- **EXERCISE REQUIREMENTS**
Copy each line below that contains "owing".

- **DATA FOR PROCESSING**

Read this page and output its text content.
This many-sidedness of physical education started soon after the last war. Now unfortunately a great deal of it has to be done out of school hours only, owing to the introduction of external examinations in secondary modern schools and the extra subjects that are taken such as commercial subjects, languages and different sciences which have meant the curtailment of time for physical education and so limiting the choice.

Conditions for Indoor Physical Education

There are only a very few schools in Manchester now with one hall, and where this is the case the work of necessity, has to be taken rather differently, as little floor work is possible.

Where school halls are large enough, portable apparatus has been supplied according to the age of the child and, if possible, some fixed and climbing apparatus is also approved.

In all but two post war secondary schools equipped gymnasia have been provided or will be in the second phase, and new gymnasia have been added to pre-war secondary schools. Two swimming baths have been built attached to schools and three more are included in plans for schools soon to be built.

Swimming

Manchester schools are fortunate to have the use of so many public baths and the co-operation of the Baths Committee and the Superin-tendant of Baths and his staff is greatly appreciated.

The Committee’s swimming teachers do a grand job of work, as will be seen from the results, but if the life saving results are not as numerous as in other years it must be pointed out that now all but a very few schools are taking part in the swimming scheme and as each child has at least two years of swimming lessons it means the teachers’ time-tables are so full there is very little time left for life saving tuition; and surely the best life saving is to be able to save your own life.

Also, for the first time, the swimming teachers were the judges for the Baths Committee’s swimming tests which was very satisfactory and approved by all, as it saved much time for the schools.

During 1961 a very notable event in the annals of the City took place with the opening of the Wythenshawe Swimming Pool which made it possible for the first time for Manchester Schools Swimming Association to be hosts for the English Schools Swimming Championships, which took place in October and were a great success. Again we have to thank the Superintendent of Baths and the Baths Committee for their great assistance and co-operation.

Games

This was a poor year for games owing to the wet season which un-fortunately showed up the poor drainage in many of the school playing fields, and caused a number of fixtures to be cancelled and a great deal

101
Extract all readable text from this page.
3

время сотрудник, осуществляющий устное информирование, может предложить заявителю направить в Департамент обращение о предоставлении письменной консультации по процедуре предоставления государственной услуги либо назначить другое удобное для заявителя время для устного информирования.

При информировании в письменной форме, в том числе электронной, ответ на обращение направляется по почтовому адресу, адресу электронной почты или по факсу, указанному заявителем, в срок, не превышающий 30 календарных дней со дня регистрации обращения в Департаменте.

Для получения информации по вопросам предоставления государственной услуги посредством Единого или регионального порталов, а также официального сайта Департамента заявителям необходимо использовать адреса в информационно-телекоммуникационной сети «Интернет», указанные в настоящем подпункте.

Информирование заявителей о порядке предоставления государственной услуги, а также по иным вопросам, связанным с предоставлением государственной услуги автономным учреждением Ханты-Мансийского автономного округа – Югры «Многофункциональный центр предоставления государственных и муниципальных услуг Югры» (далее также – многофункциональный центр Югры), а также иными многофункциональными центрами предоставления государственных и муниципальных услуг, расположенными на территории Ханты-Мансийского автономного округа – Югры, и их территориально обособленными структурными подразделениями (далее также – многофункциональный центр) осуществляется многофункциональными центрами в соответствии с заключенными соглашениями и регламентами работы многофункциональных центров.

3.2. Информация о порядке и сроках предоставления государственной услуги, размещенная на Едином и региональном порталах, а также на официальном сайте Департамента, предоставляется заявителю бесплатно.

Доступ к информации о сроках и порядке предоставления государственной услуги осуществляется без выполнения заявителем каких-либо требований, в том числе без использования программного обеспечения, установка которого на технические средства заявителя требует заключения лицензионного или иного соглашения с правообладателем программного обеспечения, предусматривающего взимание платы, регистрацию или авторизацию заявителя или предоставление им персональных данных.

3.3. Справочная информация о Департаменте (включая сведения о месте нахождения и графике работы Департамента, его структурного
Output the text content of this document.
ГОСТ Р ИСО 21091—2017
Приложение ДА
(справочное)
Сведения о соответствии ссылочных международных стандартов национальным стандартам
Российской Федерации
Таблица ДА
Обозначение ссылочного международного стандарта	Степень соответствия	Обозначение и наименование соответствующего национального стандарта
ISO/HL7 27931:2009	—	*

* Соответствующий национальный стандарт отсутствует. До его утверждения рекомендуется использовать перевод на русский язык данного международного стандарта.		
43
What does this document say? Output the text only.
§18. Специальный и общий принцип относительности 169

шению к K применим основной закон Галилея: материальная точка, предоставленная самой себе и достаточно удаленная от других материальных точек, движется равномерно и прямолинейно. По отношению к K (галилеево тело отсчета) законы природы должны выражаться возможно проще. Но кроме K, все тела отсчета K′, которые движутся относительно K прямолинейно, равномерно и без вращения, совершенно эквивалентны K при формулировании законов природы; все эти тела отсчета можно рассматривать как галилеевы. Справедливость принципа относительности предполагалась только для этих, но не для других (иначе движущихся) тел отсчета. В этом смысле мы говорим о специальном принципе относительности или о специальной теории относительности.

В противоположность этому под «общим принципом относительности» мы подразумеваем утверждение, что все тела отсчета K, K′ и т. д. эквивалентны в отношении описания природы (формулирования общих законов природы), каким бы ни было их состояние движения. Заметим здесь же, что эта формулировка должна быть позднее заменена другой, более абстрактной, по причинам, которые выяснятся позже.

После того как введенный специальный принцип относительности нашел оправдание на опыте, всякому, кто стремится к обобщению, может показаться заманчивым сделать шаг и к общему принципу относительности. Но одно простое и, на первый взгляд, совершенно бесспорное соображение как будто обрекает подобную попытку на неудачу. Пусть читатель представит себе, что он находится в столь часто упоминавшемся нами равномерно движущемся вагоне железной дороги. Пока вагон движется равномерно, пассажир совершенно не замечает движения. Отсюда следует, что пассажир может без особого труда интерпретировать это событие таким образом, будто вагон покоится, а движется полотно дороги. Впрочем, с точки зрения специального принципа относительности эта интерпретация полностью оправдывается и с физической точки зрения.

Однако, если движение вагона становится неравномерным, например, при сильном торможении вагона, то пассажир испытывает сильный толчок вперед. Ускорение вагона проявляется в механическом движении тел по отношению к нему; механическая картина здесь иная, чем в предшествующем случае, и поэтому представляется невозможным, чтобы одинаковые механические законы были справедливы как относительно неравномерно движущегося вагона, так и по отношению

- **COMPLETED EXERCISE**
This many-sidedness of physical education started soon after the last war. Now unfortunately a great deal of it has to be done out of school hours only, owing to the introduction of external examinations in secondary modern schools and the extra subjects that are taken such as commercial subjects, languages and different sciences which have meant the curtailment of time for physical education and so limiting the choice.
This was a poor year for games owing to the wet season which un-fortunately showed up the poor drainage in many of the school playing fields, and caused a number of fixtures to be cancelled and a great deal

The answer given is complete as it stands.